→ SUPPLIED RECORDS:
* start *

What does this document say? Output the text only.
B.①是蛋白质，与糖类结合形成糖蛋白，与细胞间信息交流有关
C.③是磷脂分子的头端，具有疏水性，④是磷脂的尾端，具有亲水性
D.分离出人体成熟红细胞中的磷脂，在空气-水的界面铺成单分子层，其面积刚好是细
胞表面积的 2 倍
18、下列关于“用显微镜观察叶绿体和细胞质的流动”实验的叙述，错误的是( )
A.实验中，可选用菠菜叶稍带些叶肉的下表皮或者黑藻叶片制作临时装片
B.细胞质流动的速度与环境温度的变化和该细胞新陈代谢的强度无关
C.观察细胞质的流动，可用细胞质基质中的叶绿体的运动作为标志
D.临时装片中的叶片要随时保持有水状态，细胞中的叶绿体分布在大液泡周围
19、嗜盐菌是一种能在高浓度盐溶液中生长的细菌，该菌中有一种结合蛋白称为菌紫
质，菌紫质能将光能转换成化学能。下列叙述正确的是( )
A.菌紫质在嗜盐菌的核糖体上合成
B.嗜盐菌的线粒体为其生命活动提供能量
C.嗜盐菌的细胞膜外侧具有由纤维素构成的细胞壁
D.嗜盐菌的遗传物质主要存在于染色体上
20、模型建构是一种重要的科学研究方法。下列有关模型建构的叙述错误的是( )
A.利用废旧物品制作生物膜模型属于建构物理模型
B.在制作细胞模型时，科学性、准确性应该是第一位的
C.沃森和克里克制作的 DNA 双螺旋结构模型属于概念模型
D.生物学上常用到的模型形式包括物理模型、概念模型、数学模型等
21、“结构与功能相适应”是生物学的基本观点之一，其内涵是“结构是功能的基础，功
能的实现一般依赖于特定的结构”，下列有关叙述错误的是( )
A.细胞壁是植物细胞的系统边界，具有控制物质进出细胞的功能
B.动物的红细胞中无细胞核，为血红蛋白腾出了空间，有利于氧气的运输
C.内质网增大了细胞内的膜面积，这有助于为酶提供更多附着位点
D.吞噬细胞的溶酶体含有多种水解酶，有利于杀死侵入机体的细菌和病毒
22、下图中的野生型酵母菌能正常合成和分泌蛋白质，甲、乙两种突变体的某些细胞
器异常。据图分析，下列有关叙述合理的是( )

* end *

→ DIRECTIONS:
Retype each record exactly, leaving nothing out.

→ WRITTEN ANSWER:
What does this document say? Output the text only.
B.①是蛋白质，与糖类结合形成糖蛋白，与细胞间信息交流有关
C.③是磷脂分子的头端，具有疏水性，④是磷脂的尾端，具有亲水性
D.分离出人体成熟红细胞中的磷脂，在空气-水的界面铺成单分子层，其面积刚好是细
胞表面积的 2 倍
18、下列关于“用显微镜观察叶绿体和细胞质的流动”实验的叙述，错误的是( )
A.实验中，可选用菠菜叶稍带些叶肉的下表皮或者黑藻叶片制作临时装片
B.细胞质流动的速度与环境温度的变化和该细胞新陈代谢的强度无关
C.观察细胞质的流动，可用细胞质基质中的叶绿体的运动作为标志
D.临时装片中的叶片要随时保持有水状态，细胞中的叶绿体分布在大液泡周围
19、嗜盐菌是一种能在高浓度盐溶液中生长的细菌，该菌中有一种结合蛋白称为菌紫
质，菌紫质能将光能转换成化学能。下列叙述正确的是( )
A.菌紫质在嗜盐菌的核糖体上合成
B.嗜盐菌的线粒体为其生命活动提供能量
C.嗜盐菌的细胞膜外侧具有由纤维素构成的细胞壁
D.嗜盐菌的遗传物质主要存在于染色体上
20、模型建构是一种重要的科学研究方法。下列有关模型建构的叙述错误的是( )
A.利用废旧物品制作生物膜模型属于建构物理模型
B.在制作细胞模型时，科学性、准确性应该是第一位的
C.沃森和克里克制作的 DNA 双螺旋结构模型属于概念模型
D.生物学上常用到的模型形式包括物理模型、概念模型、数学模型等
21、“结构与功能相适应”是生物学的基本观点之一，其内涵是“结构是功能的基础，功
能的实现一般依赖于特定的结构”，下列有关叙述错误的是( )
A.细胞壁是植物细胞的系统边界，具有控制物质进出细胞的功能
B.动物的红细胞中无细胞核，为血红蛋白腾出了空间，有利于氧气的运输
C.内质网增大了细胞内的膜面积，这有助于为酶提供更多附着位点
D.吞噬细胞的溶酶体含有多种水解酶，有利于杀死侵入机体的细菌和病毒
22、下图中的野生型酵母菌能正常合成和分泌蛋白质，甲、乙两种突变体的某些细胞
器异常。据图分析，下列有关叙述合理的是( )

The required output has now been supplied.